■ **GIVEN DATA**:

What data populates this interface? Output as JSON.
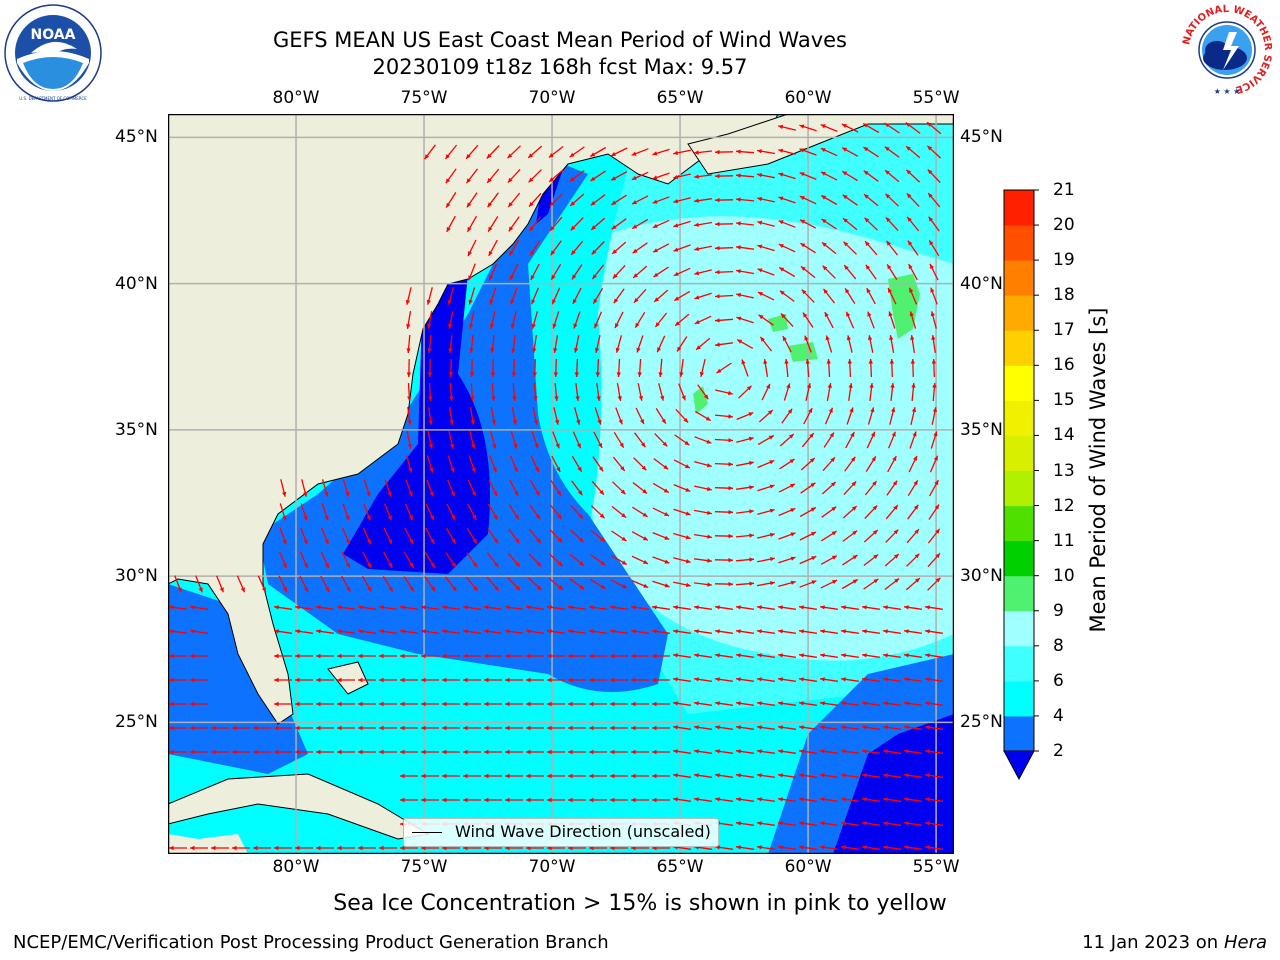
{
  "header": {
    "title_line1": "GEFS MEAN US East Coast Mean Period of Wind Waves",
    "title_line2": "20230109 t18z 168h fcst   Max: 9.57"
  },
  "logos": {
    "left": {
      "name": "noaa-logo",
      "text": "NOAA",
      "ring_text": "NATIONAL OCEANIC AND ATMOSPHERIC ADMINISTRATION · U.S. DEPARTMENT OF COMMERCE"
    },
    "right": {
      "name": "nws-logo",
      "ring_text": "NATIONAL WEATHER SERVICE"
    }
  },
  "map": {
    "projection_extent": {
      "lon_min": -85,
      "lon_max": -54.3,
      "lat_min": 20.5,
      "lat_max": 45.8
    },
    "lon_ticks": [
      {
        "value": -80,
        "label": "80°W"
      },
      {
        "value": -75,
        "label": "75°W"
      },
      {
        "value": -70,
        "label": "70°W"
      },
      {
        "value": -65,
        "label": "65°W"
      },
      {
        "value": -60,
        "label": "60°W"
      },
      {
        "value": -55,
        "label": "55°W"
      }
    ],
    "lat_ticks": [
      {
        "value": 45,
        "label": "45°N"
      },
      {
        "value": 40,
        "label": "40°N"
      },
      {
        "value": 35,
        "label": "35°N"
      },
      {
        "value": 30,
        "label": "30°N"
      },
      {
        "value": 25,
        "label": "25°N"
      }
    ],
    "colors": {
      "land": "#eeeedc",
      "grid": "#b0b0b0",
      "arrow": "#ff0000",
      "coast": "#000000"
    },
    "legend": {
      "label": "Wind Wave Direction (unscaled)"
    }
  },
  "colorbar": {
    "label": "Mean Period of Wind Waves [s]",
    "levels": [
      2,
      4,
      6,
      8,
      9,
      10,
      11,
      12,
      13,
      14,
      15,
      16,
      17,
      18,
      19,
      20,
      21
    ],
    "colors": [
      "#0d73ff",
      "#00ffff",
      "#40ffff",
      "#a0ffff",
      "#50f070",
      "#00d000",
      "#50e000",
      "#b0f000",
      "#d8f000",
      "#f0f000",
      "#ffff00",
      "#ffd000",
      "#ffaa00",
      "#ff8000",
      "#ff5000",
      "#ff2000"
    ],
    "extend_low_color": "#0000f0"
  },
  "footer": {
    "sea_ice_note": "Sea Ice Concentration > 15% is shown in pink to yellow",
    "credit_left": "NCEP/EMC/Verification Post Processing Product Generation Branch",
    "credit_right_date": "11 Jan 2023 on ",
    "credit_right_machine": "Hera"
  }
}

■ **STATED TASK**: Reproduce each line from the records that contains the word "Period".

■ **FULL RESPONSE**:
    "title_line1": "GEFS MEAN US East Coast Mean Period of Wind Waves",
    "label": "Mean Period of Wind Waves [s]",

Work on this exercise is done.